Count how many lines of the data below contain the string "materiale"; the reply should be that number alone.

____

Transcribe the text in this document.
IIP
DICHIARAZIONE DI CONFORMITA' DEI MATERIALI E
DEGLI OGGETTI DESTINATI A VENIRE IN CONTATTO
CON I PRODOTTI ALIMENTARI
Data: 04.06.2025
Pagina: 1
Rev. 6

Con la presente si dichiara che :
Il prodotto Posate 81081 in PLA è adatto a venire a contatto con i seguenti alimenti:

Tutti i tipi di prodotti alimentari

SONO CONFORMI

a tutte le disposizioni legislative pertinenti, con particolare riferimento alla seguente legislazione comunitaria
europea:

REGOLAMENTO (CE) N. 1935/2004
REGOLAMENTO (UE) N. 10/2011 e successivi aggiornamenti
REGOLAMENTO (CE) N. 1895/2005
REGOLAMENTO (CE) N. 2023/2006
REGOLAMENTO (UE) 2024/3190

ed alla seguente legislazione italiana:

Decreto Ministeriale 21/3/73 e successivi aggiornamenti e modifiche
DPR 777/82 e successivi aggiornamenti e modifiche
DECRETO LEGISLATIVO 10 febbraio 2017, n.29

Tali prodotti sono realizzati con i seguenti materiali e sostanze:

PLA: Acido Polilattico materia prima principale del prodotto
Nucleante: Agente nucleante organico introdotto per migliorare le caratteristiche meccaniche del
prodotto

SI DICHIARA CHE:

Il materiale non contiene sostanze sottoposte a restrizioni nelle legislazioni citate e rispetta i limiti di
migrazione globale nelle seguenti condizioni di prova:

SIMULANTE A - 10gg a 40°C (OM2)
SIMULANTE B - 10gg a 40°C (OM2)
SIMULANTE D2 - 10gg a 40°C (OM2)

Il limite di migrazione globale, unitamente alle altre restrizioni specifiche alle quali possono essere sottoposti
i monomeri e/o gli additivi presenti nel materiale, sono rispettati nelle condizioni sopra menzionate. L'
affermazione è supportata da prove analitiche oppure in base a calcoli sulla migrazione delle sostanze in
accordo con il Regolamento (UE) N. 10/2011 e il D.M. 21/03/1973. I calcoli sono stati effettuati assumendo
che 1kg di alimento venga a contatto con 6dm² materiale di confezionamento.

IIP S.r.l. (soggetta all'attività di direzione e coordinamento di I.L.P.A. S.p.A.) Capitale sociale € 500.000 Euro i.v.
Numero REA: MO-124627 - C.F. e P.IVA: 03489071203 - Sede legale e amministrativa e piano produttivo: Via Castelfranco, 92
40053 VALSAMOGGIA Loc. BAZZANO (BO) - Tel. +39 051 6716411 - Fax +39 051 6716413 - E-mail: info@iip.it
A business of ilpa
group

____

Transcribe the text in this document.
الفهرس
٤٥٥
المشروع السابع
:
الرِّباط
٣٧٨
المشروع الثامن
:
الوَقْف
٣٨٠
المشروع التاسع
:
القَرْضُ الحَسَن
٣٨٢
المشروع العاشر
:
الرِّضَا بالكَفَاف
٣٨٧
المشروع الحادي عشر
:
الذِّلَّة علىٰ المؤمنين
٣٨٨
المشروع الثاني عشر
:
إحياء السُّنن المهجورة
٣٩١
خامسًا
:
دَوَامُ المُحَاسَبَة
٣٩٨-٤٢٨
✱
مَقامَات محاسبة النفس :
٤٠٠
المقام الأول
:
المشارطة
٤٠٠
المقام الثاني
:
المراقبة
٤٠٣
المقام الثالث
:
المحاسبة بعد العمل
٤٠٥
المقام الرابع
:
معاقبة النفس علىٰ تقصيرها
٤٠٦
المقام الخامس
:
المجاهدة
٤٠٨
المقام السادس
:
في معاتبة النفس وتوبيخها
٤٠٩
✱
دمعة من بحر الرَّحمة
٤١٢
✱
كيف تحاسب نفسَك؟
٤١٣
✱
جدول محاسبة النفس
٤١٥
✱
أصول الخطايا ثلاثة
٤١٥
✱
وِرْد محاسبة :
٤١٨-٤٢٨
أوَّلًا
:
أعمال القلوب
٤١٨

____

→ EXERCISE SOLUTION:
3